## Set problem:
For the material that follows, list every line containing the word "should".

##### Supplied material #####

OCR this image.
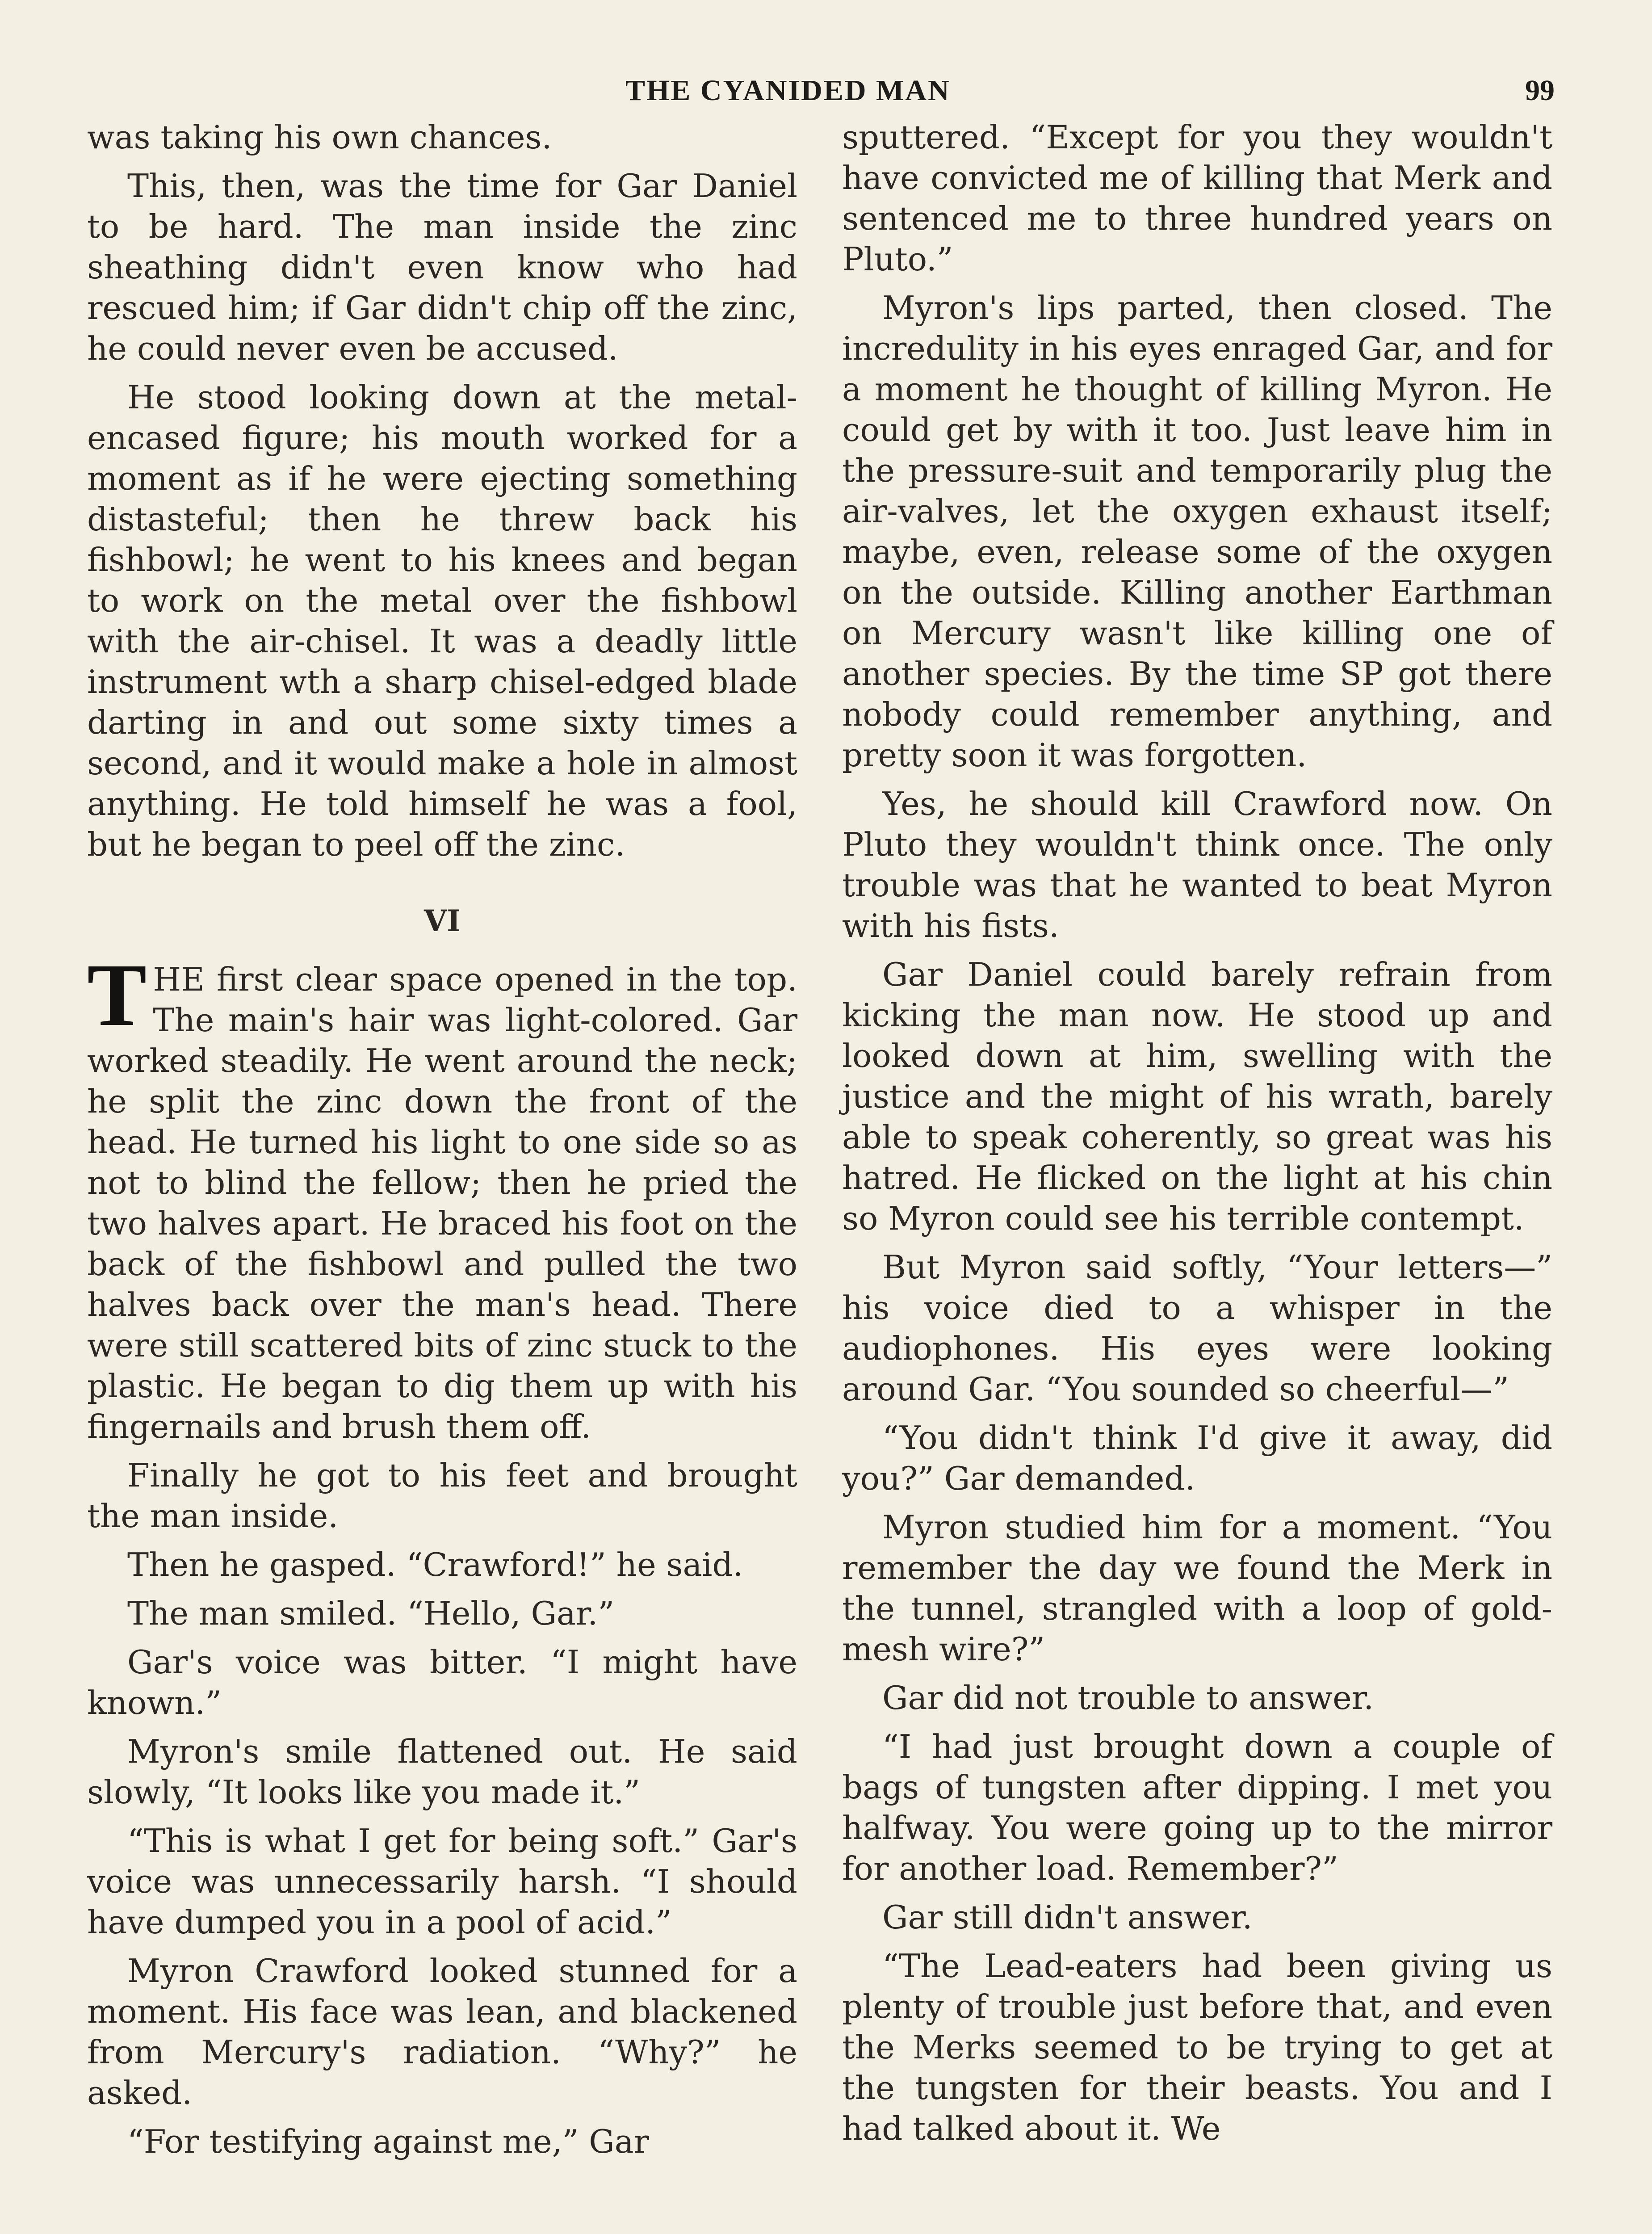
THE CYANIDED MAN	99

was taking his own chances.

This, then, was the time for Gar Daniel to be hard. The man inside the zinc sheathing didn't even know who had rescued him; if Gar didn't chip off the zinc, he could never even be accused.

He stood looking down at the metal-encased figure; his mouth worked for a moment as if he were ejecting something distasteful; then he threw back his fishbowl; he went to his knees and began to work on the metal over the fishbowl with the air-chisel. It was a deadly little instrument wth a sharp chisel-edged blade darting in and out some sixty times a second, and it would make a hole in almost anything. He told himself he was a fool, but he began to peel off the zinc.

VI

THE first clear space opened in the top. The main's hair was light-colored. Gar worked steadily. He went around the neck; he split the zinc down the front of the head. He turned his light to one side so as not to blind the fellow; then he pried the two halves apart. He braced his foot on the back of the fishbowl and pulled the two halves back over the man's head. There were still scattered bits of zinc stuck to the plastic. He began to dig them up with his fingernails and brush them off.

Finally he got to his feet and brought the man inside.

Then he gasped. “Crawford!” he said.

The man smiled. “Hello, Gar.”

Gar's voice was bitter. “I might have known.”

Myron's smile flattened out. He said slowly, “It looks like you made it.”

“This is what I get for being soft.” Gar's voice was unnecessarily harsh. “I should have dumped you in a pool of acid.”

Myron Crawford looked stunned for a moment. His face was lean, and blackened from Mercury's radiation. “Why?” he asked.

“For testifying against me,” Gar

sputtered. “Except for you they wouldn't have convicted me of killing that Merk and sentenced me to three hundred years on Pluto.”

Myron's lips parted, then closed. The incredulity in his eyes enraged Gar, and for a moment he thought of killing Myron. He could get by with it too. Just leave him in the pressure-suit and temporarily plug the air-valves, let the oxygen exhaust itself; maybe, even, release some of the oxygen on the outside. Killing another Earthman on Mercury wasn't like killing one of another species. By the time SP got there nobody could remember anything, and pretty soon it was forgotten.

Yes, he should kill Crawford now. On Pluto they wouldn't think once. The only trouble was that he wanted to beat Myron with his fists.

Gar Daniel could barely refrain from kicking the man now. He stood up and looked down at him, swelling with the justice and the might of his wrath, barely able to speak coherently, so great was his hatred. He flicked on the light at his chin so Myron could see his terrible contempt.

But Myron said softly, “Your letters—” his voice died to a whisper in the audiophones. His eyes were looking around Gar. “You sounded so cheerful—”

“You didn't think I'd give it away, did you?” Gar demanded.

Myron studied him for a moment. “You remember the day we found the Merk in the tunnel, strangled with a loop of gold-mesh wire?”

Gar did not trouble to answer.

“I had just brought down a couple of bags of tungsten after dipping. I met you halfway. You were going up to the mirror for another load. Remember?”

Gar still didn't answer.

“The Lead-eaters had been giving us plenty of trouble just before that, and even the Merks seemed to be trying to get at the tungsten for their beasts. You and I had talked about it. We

#####
##### Supplied material #####

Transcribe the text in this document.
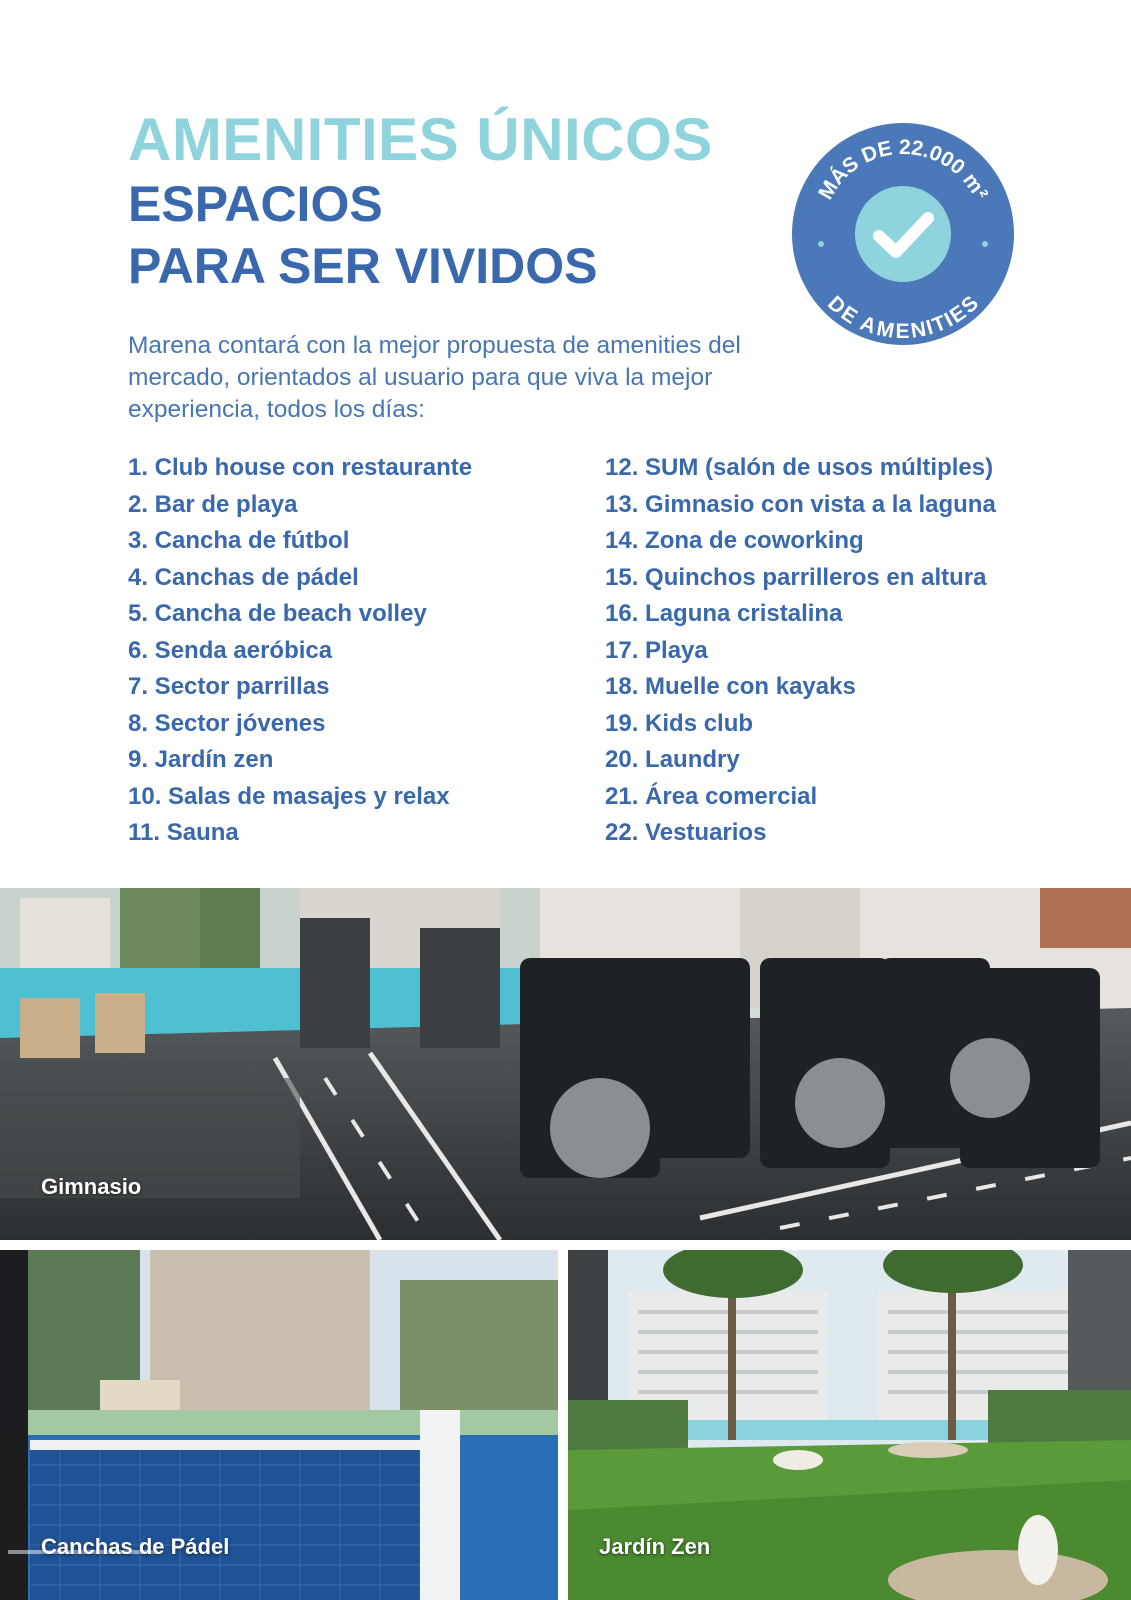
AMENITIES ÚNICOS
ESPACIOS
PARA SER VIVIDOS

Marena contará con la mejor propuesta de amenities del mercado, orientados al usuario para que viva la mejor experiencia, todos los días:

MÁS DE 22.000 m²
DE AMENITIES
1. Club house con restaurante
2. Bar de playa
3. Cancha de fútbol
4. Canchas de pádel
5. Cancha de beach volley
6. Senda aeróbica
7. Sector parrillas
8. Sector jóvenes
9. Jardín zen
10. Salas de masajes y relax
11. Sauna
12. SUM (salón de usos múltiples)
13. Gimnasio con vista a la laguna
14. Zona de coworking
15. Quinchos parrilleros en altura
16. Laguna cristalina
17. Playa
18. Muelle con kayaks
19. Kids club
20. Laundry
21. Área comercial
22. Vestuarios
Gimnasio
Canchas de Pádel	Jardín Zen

#####

## Exercise solution:
“This is what I get for being soft.” Gar's voice was unnecessarily harsh. “I should have dumped you in a pool of acid.”
Yes, he should kill Crawford now. On Pluto they wouldn't think once. The only trouble was that he wanted to beat Myron with his fists.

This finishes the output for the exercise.